*** SUPPLIED MATERIAL
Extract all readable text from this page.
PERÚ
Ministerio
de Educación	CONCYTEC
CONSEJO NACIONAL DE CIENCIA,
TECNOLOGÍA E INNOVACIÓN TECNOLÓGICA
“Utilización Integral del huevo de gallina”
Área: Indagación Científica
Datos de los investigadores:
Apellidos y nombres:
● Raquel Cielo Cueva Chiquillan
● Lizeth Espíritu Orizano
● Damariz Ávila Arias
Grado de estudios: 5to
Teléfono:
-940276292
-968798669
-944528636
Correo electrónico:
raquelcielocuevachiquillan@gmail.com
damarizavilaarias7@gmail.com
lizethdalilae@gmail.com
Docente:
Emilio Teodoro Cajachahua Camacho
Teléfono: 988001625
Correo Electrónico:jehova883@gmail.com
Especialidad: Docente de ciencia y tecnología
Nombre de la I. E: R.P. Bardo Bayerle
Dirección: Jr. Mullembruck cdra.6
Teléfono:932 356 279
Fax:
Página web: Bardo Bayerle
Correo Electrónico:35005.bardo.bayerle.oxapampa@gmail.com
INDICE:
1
******
◆ TASK REQUIREMENTS
Your task is to print all of the records exactly.

◆ RESULT BELOW
Extract all readable text from this page.
PERÚ
Ministerio
de Educación	CONCYTEC
CONSEJO NACIONAL DE CIENCIA,
TECNOLOGÍA E INNOVACIÓN TECNOLÓGICA
“Utilización Integral del huevo de gallina”
Área: Indagación Científica
Datos de los investigadores:
Apellidos y nombres:
● Raquel Cielo Cueva Chiquillan
● Lizeth Espíritu Orizano
● Damariz Ávila Arias
Grado de estudios: 5to
Teléfono:
-940276292
-968798669
-944528636
Correo electrónico:
raquelcielocuevachiquillan@gmail.com
damarizavilaarias7@gmail.com
lizethdalilae@gmail.com
Docente:
Emilio Teodoro Cajachahua Camacho
Teléfono: 988001625
Correo Electrónico:jehova883@gmail.com
Especialidad: Docente de ciencia y tecnología
Nombre de la I. E: R.P. Bardo Bayerle
Dirección: Jr. Mullembruck cdra.6
Teléfono:932 356 279
Fax:
Página web: Bardo Bayerle
Correo Electrónico:35005.bardo.bayerle.oxapampa@gmail.com
INDICE:
1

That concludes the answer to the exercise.